Stated exercise: Every entry must be given again exactly.

(Dataset items)
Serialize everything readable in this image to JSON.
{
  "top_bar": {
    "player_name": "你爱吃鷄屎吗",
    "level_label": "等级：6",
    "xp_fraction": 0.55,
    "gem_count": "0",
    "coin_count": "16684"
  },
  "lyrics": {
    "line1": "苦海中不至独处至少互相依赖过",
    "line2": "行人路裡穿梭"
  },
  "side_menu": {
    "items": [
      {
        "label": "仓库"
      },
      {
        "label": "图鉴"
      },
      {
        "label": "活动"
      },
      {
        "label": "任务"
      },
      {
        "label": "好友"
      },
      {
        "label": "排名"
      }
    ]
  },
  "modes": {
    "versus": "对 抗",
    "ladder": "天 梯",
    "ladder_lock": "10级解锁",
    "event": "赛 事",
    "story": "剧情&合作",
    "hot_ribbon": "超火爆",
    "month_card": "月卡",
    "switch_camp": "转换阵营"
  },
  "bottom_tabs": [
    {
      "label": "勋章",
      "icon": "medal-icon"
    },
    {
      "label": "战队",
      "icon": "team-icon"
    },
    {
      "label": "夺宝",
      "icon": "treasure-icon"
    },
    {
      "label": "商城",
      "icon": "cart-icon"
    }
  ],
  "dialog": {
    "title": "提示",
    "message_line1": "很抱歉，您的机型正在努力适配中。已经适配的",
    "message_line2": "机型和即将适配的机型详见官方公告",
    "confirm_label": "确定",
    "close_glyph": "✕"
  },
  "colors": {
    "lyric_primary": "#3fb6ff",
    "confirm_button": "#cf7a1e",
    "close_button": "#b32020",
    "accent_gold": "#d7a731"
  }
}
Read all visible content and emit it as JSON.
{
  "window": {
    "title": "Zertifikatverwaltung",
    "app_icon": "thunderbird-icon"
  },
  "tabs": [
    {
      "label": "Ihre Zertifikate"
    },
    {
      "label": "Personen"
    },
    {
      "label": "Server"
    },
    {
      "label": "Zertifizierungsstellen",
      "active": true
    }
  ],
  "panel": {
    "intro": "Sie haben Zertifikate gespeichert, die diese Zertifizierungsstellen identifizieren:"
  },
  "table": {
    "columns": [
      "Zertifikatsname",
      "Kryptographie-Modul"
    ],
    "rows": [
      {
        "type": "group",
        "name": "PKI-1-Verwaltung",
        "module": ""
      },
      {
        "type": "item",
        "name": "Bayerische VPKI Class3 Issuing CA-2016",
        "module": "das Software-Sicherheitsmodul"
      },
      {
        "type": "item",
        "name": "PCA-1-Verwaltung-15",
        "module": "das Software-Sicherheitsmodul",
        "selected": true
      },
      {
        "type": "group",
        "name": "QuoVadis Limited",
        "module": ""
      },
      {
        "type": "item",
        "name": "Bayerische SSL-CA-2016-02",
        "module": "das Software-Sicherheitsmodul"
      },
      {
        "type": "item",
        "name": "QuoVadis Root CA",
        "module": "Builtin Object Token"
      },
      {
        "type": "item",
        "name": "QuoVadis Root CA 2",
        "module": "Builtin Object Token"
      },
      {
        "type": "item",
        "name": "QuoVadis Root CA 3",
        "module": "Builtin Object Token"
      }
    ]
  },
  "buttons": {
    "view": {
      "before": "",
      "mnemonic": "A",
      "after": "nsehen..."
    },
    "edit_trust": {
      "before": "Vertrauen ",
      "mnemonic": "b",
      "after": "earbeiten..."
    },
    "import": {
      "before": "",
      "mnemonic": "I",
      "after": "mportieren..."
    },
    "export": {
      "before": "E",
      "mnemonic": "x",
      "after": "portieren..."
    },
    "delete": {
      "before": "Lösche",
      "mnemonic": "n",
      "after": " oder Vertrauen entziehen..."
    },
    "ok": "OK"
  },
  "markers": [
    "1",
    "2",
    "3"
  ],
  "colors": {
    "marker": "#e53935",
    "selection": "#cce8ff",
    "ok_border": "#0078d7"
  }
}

Result of the task:
Serialize everything readable in this image to JSON.
{
  "top_bar": {
    "player_name": "你爱吃鷄屎吗",
    "level_label": "等级：6",
    "xp_fraction": 0.55,
    "gem_count": "0",
    "coin_count": "16684"
  },
  "lyrics": {
    "line1": "苦海中不至独处至少互相依赖过",
    "line2": "行人路裡穿梭"
  },
  "side_menu": {
    "items": [
      {
        "label": "仓库"
      },
      {
        "label": "图鉴"
      },
      {
        "label": "活动"
      },
      {
        "label": "任务"
      },
      {
        "label": "好友"
      },
      {
        "label": "排名"
      }
    ]
  },
  "modes": {
    "versus": "对 抗",
    "ladder": "天 梯",
    "ladder_lock": "10级解锁",
    "event": "赛 事",
    "story": "剧情&合作",
    "hot_ribbon": "超火爆",
    "month_card": "月卡",
    "switch_camp": "转换阵营"
  },
  "bottom_tabs": [
    {
      "label": "勋章",
      "icon": "medal-icon"
    },
    {
      "label": "战队",
      "icon": "team-icon"
    },
    {
      "label": "夺宝",
      "icon": "treasure-icon"
    },
    {
      "label": "商城",
      "icon": "cart-icon"
    }
  ],
  "dialog": {
    "title": "提示",
    "message_line1": "很抱歉，您的机型正在努力适配中。已经适配的",
    "message_line2": "机型和即将适配的机型详见官方公告",
    "confirm_label": "确定",
    "close_glyph": "✕"
  },
  "colors": {
    "lyric_primary": "#3fb6ff",
    "confirm_button": "#cf7a1e",
    "close_button": "#b32020",
    "accent_gold": "#d7a731"
  }
}
Read all visible content and emit it as JSON.
{
  "window": {
    "title": "Zertifikatverwaltung",
    "app_icon": "thunderbird-icon"
  },
  "tabs": [
    {
      "label": "Ihre Zertifikate"
    },
    {
      "label": "Personen"
    },
    {
      "label": "Server"
    },
    {
      "label": "Zertifizierungsstellen",
      "active": true
    }
  ],
  "panel": {
    "intro": "Sie haben Zertifikate gespeichert, die diese Zertifizierungsstellen identifizieren:"
  },
  "table": {
    "columns": [
      "Zertifikatsname",
      "Kryptographie-Modul"
    ],
    "rows": [
      {
        "type": "group",
        "name": "PKI-1-Verwaltung",
        "module": ""
      },
      {
        "type": "item",
        "name": "Bayerische VPKI Class3 Issuing CA-2016",
        "module": "das Software-Sicherheitsmodul"
      },
      {
        "type": "item",
        "name": "PCA-1-Verwaltung-15",
        "module": "das Software-Sicherheitsmodul",
        "selected": true
      },
      {
        "type": "group",
        "name": "QuoVadis Limited",
        "module": ""
      },
      {
        "type": "item",
        "name": "Bayerische SSL-CA-2016-02",
        "module": "das Software-Sicherheitsmodul"
      },
      {
        "type": "item",
        "name": "QuoVadis Root CA",
        "module": "Builtin Object Token"
      },
      {
        "type": "item",
        "name": "QuoVadis Root CA 2",
        "module": "Builtin Object Token"
      },
      {
        "type": "item",
        "name": "QuoVadis Root CA 3",
        "module": "Builtin Object Token"
      }
    ]
  },
  "buttons": {
    "view": {
      "before": "",
      "mnemonic": "A",
      "after": "nsehen..."
    },
    "edit_trust": {
      "before": "Vertrauen ",
      "mnemonic": "b",
      "after": "earbeiten..."
    },
    "import": {
      "before": "",
      "mnemonic": "I",
      "after": "mportieren..."
    },
    "export": {
      "before": "E",
      "mnemonic": "x",
      "after": "portieren..."
    },
    "delete": {
      "before": "Lösche",
      "mnemonic": "n",
      "after": " oder Vertrauen entziehen..."
    },
    "ok": "OK"
  },
  "markers": [
    "1",
    "2",
    "3"
  ],
  "colors": {
    "marker": "#e53935",
    "selection": "#cce8ff",
    "ok_border": "#0078d7"
  }
}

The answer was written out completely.